_Records to use_
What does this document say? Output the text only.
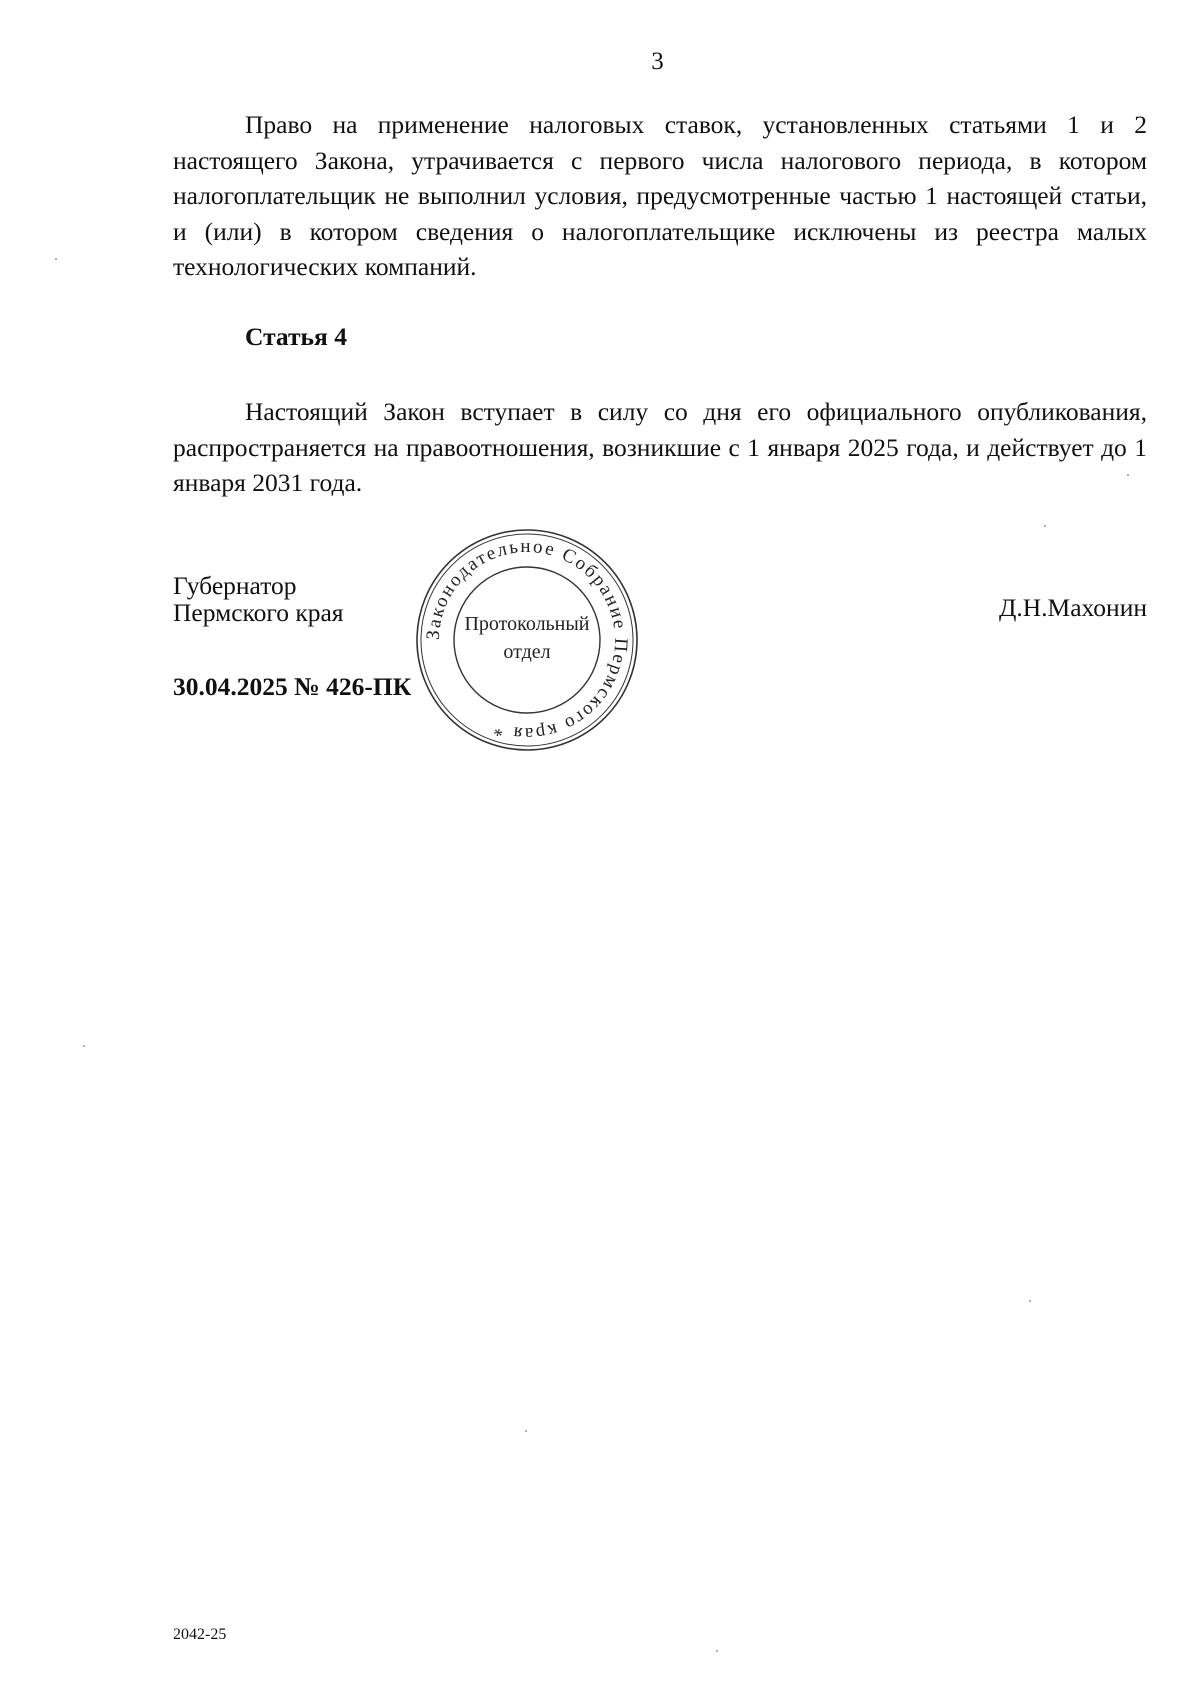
3

Право на применение налоговых ставок, установленных статьями 1 и 2 настоящего Закона, утрачивается с первого числа налогового периода, в котором налогоплательщик не выполнил условия, предусмотренные частью 1 настоящей статьи, и (или) в котором сведения о налогоплательщике исключены из реестра малых технологических компаний.

Статья 4

Настоящий Закон вступает в силу со дня его официального опубликования, распространяется на правоотношения, возникшие с 1 января 2025 года, и действует до 1 января 2031 года.

Губернатор
Пермского края
Законодательное Собрание Пермского края *
Протокольный
отдел
Д.Н.Махонин
30.04.2025 № 426-ПК
2042-25
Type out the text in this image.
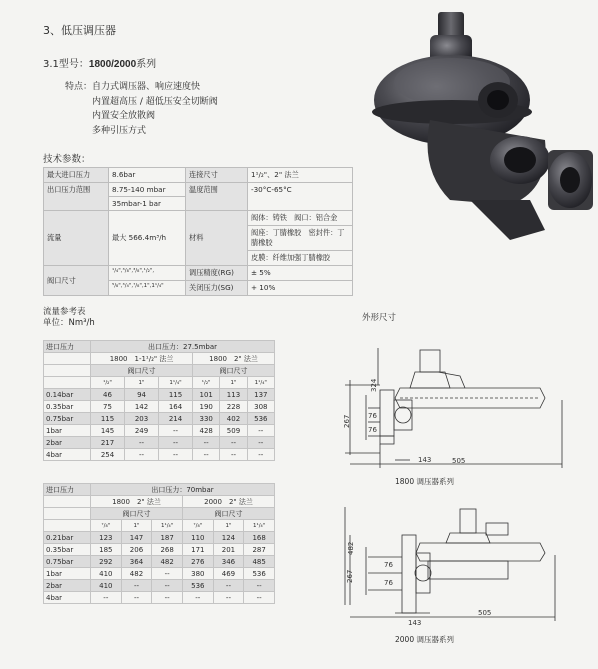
3、低压调压器
3.1型号：1800/2000系列
特点： 自力式调压器、响应速度快
内置超高压 / 超低压安全切断阀
内置安全放散阀
多种引压方式
技术参数：
最大进口压力	8.6bar	连接尺寸	1¹/₂"、2" 法兰
出口压力范围	8.75-140 mbar	温度范围	-30°C-65°C
	35mbar-1 bar		
流量	最大 566.4m³/h	材料	阀体：铸铁　阀口：铝合金
			阀座：丁腈橡胶　密封件：丁腈橡胶
			皮膜：纤维加强丁腈橡胶
阀口尺寸	¹/₄",³/₈",³/₈",¹/₂",	调压精度(RG)	± 5%
	⁵/₈",³/₄",⁷/₈",1",1¹/₄"	关闭压力(SG)	+ 10%
流量参考表
单位：Nm³/h
进口压力	出口压力：27.5mbar					
	1800　1-1¹/₂" 法兰			1800　2" 法兰		
	阀口尺寸			阀口尺寸		
	¹/₂"	1"	1¹/₄"	¹/₂"	1"	1¹/₄"
0.14bar	46	94	115	101	113	137
0.35bar	75	142	164	190	228	308
0.75bar	115	203	214	330	402	536
1bar	145	249	--	428	509	--
2bar	217	--	--	--	--	--
4bar	254	--	--	--	--	--
进口压力	出口压力：70mbar					
	1800　2" 法兰			2000　2" 法兰		
	阀口尺寸			阀口尺寸		
	⁷/₈"	1"	1¹/₄"	⁷/₈"	1"	1¹/₄"
0.21bar	123	147	187	110	124	168
0.35bar	185	206	268	171	201	287
0.75bar	292	364	482	276	346	485
1bar	410	482	--	380	469	536
2bar	410	--	--	536	--	--
4bar	--	--	--	--	--	--
外形尺寸
324
267 76
76
143	505
1800 调压器系列
482
267
76
76
143
505
2000 调压器系列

_Objective_
Your output should consist solely of the lines from the line containing "Type out the text in this image." through the last line of the entries, verbatim, minus any pictures.

_Response_
Type out the text in this image.
3、低压调压器
3.1型号：1800/2000系列
特点： 自力式调压器、响应速度快
内置超高压 / 超低压安全切断阀
内置安全放散阀
多种引压方式
技术参数：
最大进口压力	8.6bar	连接尺寸	1¹/₂"、2" 法兰
出口压力范围	8.75-140 mbar	温度范围	-30°C-65°C
	35mbar-1 bar		
流量	最大 566.4m³/h	材料	阀体：铸铁　阀口：铝合金
			阀座：丁腈橡胶　密封件：丁腈橡胶
			皮膜：纤维加强丁腈橡胶
阀口尺寸	¹/₄",³/₈",³/₈",¹/₂",	调压精度(RG)	± 5%
	⁵/₈",³/₄",⁷/₈",1",1¹/₄"	关闭压力(SG)	+ 10%
流量参考表
单位：Nm³/h
进口压力	出口压力：27.5mbar					
	1800　1-1¹/₂" 法兰			1800　2" 法兰		
	阀口尺寸			阀口尺寸		
	¹/₂"	1"	1¹/₄"	¹/₂"	1"	1¹/₄"
0.14bar	46	94	115	101	113	137
0.35bar	75	142	164	190	228	308
0.75bar	115	203	214	330	402	536
1bar	145	249	--	428	509	--
2bar	217	--	--	--	--	--
4bar	254	--	--	--	--	--
进口压力	出口压力：70mbar					
	1800　2" 法兰			2000　2" 法兰		
	阀口尺寸			阀口尺寸		
	⁷/₈"	1"	1¹/₄"	⁷/₈"	1"	1¹/₄"
0.21bar	123	147	187	110	124	168
0.35bar	185	206	268	171	201	287
0.75bar	292	364	482	276	346	485
1bar	410	482	--	380	469	536
2bar	410	--	--	536	--	--
4bar	--	--	--	--	--	--
外形尺寸
324
267 76
76
143	505
1800 调压器系列
482
267
76
76
143
505
2000 调压器系列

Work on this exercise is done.